## INPUT

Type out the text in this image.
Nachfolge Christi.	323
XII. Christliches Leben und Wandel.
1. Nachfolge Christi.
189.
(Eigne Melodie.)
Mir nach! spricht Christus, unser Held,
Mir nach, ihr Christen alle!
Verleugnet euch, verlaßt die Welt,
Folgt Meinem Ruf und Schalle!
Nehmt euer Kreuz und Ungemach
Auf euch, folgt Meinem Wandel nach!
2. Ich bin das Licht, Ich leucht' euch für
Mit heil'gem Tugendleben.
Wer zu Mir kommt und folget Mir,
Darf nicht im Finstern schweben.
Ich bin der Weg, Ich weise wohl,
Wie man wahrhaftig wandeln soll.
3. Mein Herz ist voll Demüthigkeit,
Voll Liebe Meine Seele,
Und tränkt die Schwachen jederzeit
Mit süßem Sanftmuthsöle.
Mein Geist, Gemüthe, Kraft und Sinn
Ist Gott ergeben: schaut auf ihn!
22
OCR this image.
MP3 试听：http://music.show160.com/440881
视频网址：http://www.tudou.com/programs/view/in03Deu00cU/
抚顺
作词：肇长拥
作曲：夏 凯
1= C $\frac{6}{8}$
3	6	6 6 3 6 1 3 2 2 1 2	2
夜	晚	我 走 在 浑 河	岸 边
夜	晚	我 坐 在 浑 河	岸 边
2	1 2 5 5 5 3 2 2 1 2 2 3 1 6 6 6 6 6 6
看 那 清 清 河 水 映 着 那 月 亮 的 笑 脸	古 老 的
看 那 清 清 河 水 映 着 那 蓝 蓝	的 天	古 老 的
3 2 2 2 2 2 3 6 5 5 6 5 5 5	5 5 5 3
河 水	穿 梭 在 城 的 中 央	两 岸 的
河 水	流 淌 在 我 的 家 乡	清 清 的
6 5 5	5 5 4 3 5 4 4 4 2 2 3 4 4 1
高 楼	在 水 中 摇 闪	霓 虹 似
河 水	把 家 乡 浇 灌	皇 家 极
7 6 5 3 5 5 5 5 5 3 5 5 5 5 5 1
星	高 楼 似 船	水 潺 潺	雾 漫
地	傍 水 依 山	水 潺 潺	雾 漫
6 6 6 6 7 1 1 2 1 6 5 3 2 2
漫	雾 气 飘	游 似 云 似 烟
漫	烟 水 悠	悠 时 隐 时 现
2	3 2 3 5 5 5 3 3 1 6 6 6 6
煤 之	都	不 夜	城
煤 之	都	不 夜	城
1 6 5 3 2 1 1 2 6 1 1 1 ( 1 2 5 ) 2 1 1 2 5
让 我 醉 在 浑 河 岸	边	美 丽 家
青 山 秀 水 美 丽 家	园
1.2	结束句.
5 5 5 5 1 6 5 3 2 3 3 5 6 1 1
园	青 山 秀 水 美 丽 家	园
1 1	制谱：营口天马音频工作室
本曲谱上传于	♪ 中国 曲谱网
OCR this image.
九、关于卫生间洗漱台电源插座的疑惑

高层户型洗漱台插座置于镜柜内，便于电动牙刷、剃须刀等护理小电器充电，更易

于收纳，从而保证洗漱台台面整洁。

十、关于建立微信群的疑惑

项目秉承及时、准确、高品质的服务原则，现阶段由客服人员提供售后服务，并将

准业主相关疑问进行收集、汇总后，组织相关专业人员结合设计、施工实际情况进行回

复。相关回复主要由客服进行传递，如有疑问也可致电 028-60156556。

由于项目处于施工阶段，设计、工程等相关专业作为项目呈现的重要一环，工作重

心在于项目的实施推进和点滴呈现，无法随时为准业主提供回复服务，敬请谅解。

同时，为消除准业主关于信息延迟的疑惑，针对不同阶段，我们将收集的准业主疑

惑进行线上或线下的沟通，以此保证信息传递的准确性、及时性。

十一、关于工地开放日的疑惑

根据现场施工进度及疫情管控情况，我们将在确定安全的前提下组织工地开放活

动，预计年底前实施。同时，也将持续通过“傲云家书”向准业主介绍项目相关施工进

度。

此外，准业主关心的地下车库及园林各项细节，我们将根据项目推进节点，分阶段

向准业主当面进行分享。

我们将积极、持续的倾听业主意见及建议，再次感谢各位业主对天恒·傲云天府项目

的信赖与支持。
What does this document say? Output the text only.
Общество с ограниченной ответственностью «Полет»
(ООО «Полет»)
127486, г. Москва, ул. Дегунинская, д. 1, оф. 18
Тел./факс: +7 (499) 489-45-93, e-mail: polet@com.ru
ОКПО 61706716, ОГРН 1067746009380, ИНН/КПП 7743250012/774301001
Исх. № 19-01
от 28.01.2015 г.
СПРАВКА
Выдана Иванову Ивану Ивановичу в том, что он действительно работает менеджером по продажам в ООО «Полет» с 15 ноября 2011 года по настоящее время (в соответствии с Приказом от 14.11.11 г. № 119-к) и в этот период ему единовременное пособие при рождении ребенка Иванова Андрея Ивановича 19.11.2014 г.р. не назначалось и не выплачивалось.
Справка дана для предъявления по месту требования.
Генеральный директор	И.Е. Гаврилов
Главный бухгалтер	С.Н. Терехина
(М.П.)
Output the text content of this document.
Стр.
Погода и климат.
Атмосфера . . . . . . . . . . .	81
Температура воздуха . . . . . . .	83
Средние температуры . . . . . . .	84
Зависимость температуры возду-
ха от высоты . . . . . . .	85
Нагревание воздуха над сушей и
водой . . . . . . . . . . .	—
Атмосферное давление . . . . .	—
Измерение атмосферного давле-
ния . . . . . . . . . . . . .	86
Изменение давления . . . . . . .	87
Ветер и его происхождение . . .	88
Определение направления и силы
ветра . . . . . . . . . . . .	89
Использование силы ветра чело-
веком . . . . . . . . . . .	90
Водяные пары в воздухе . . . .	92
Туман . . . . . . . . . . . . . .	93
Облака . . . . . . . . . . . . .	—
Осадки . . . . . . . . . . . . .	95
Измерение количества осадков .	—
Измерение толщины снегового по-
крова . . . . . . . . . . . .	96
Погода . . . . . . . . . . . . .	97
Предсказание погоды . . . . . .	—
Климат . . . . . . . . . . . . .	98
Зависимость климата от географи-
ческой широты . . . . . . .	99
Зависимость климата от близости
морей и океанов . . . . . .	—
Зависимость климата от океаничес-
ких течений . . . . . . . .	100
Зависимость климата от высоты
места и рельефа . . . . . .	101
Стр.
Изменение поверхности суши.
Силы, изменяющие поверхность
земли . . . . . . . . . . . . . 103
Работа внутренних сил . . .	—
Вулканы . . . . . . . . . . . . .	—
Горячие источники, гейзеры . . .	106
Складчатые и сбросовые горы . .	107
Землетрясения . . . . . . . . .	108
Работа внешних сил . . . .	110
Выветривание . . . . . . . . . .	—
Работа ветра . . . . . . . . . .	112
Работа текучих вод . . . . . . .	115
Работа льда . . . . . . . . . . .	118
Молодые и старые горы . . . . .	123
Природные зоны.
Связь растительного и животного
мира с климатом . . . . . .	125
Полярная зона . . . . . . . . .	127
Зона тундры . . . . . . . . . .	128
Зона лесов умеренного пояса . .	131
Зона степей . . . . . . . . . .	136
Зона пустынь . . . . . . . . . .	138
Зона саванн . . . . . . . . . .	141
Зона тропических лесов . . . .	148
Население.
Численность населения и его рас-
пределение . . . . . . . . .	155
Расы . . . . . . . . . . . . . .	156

## WORK REQUIRED
Exact output of every entry is required.

## FULL OUTPUT
Type out the text in this image.
Nachfolge Christi.	323
XII. Christliches Leben und Wandel.
1. Nachfolge Christi.
189.
(Eigne Melodie.)
Mir nach! spricht Christus, unser Held,
Mir nach, ihr Christen alle!
Verleugnet euch, verlaßt die Welt,
Folgt Meinem Ruf und Schalle!
Nehmt euer Kreuz und Ungemach
Auf euch, folgt Meinem Wandel nach!
2. Ich bin das Licht, Ich leucht' euch für
Mit heil'gem Tugendleben.
Wer zu Mir kommt und folget Mir,
Darf nicht im Finstern schweben.
Ich bin der Weg, Ich weise wohl,
Wie man wahrhaftig wandeln soll.
3. Mein Herz ist voll Demüthigkeit,
Voll Liebe Meine Seele,
Und tränkt die Schwachen jederzeit
Mit süßem Sanftmuthsöle.
Mein Geist, Gemüthe, Kraft und Sinn
Ist Gott ergeben: schaut auf ihn!
22
OCR this image.
MP3 试听：http://music.show160.com/440881
视频网址：http://www.tudou.com/programs/view/in03Deu00cU/
抚顺
作词：肇长拥
作曲：夏 凯
1= C $\frac{6}{8}$
3	6	6 6 3 6 1 3 2 2 1 2	2
夜	晚	我 走 在 浑 河	岸 边
夜	晚	我 坐 在 浑 河	岸 边
2	1 2 5 5 5 3 2 2 1 2 2 3 1 6 6 6 6 6 6
看 那 清 清 河 水 映 着 那 月 亮 的 笑 脸	古 老 的
看 那 清 清 河 水 映 着 那 蓝 蓝	的 天	古 老 的
3 2 2 2 2 2 3 6 5 5 6 5 5 5	5 5 5 3
河 水	穿 梭 在 城 的 中 央	两 岸 的
河 水	流 淌 在 我 的 家 乡	清 清 的
6 5 5	5 5 4 3 5 4 4 4 2 2 3 4 4 1
高 楼	在 水 中 摇 闪	霓 虹 似
河 水	把 家 乡 浇 灌	皇 家 极
7 6 5 3 5 5 5 5 5 3 5 5 5 5 5 1
星	高 楼 似 船	水 潺 潺	雾 漫
地	傍 水 依 山	水 潺 潺	雾 漫
6 6 6 6 7 1 1 2 1 6 5 3 2 2
漫	雾 气 飘	游 似 云 似 烟
漫	烟 水 悠	悠 时 隐 时 现
2	3 2 3 5 5 5 3 3 1 6 6 6 6
煤 之	都	不 夜	城
煤 之	都	不 夜	城
1 6 5 3 2 1 1 2 6 1 1 1 ( 1 2 5 ) 2 1 1 2 5
让 我 醉 在 浑 河 岸	边	美 丽 家
青 山 秀 水 美 丽 家	园
1.2	结束句.
5 5 5 5 1 6 5 3 2 3 3 5 6 1 1
园	青 山 秀 水 美 丽 家	园
1 1	制谱：营口天马音频工作室
本曲谱上传于	♪ 中国 曲谱网
OCR this image.
九、关于卫生间洗漱台电源插座的疑惑

高层户型洗漱台插座置于镜柜内，便于电动牙刷、剃须刀等护理小电器充电，更易

于收纳，从而保证洗漱台台面整洁。

十、关于建立微信群的疑惑

项目秉承及时、准确、高品质的服务原则，现阶段由客服人员提供售后服务，并将

准业主相关疑问进行收集、汇总后，组织相关专业人员结合设计、施工实际情况进行回

复。相关回复主要由客服进行传递，如有疑问也可致电 028-60156556。

由于项目处于施工阶段，设计、工程等相关专业作为项目呈现的重要一环，工作重

心在于项目的实施推进和点滴呈现，无法随时为准业主提供回复服务，敬请谅解。

同时，为消除准业主关于信息延迟的疑惑，针对不同阶段，我们将收集的准业主疑

惑进行线上或线下的沟通，以此保证信息传递的准确性、及时性。

十一、关于工地开放日的疑惑

根据现场施工进度及疫情管控情况，我们将在确定安全的前提下组织工地开放活

动，预计年底前实施。同时，也将持续通过“傲云家书”向准业主介绍项目相关施工进

度。

此外，准业主关心的地下车库及园林各项细节，我们将根据项目推进节点，分阶段

向准业主当面进行分享。

我们将积极、持续的倾听业主意见及建议，再次感谢各位业主对天恒·傲云天府项目

的信赖与支持。
What does this document say? Output the text only.
Общество с ограниченной ответственностью «Полет»
(ООО «Полет»)
127486, г. Москва, ул. Дегунинская, д. 1, оф. 18
Тел./факс: +7 (499) 489-45-93, e-mail: polet@com.ru
ОКПО 61706716, ОГРН 1067746009380, ИНН/КПП 7743250012/774301001
Исх. № 19-01
от 28.01.2015 г.
СПРАВКА
Выдана Иванову Ивану Ивановичу в том, что он действительно работает менеджером по продажам в ООО «Полет» с 15 ноября 2011 года по настоящее время (в соответствии с Приказом от 14.11.11 г. № 119-к) и в этот период ему единовременное пособие при рождении ребенка Иванова Андрея Ивановича 19.11.2014 г.р. не назначалось и не выплачивалось.
Справка дана для предъявления по месту требования.
Генеральный директор	И.Е. Гаврилов
Главный бухгалтер	С.Н. Терехина
(М.П.)
Output the text content of this document.
Стр.
Погода и климат.
Атмосфера . . . . . . . . . . .	81
Температура воздуха . . . . . . .	83
Средние температуры . . . . . . .	84
Зависимость температуры возду-
ха от высоты . . . . . . .	85
Нагревание воздуха над сушей и
водой . . . . . . . . . . .	—
Атмосферное давление . . . . .	—
Измерение атмосферного давле-
ния . . . . . . . . . . . . .	86
Изменение давления . . . . . . .	87
Ветер и его происхождение . . .	88
Определение направления и силы
ветра . . . . . . . . . . . .	89
Использование силы ветра чело-
веком . . . . . . . . . . .	90
Водяные пары в воздухе . . . .	92
Туман . . . . . . . . . . . . . .	93
Облака . . . . . . . . . . . . .	—
Осадки . . . . . . . . . . . . .	95
Измерение количества осадков .	—
Измерение толщины снегового по-
крова . . . . . . . . . . . .	96
Погода . . . . . . . . . . . . .	97
Предсказание погоды . . . . . .	—
Климат . . . . . . . . . . . . .	98
Зависимость климата от географи-
ческой широты . . . . . . .	99
Зависимость климата от близости
морей и океанов . . . . . .	—
Зависимость климата от океаничес-
ких течений . . . . . . . .	100
Зависимость климата от высоты
места и рельефа . . . . . .	101
Стр.
Изменение поверхности суши.
Силы, изменяющие поверхность
земли . . . . . . . . . . . . . 103
Работа внутренних сил . . .	—
Вулканы . . . . . . . . . . . . .	—
Горячие источники, гейзеры . . .	106
Складчатые и сбросовые горы . .	107
Землетрясения . . . . . . . . .	108
Работа внешних сил . . . .	110
Выветривание . . . . . . . . . .	—
Работа ветра . . . . . . . . . .	112
Работа текучих вод . . . . . . .	115
Работа льда . . . . . . . . . . .	118
Молодые и старые горы . . . . .	123
Природные зоны.
Связь растительного и животного
мира с климатом . . . . . .	125
Полярная зона . . . . . . . . .	127
Зона тундры . . . . . . . . . .	128
Зона лесов умеренного пояса . .	131
Зона степей . . . . . . . . . .	136
Зона пустынь . . . . . . . . . .	138
Зона саванн . . . . . . . . . .	141
Зона тропических лесов . . . .	148
Население.
Численность населения и его рас-
пределение . . . . . . . . .	155
Расы . . . . . . . . . . . . . .	156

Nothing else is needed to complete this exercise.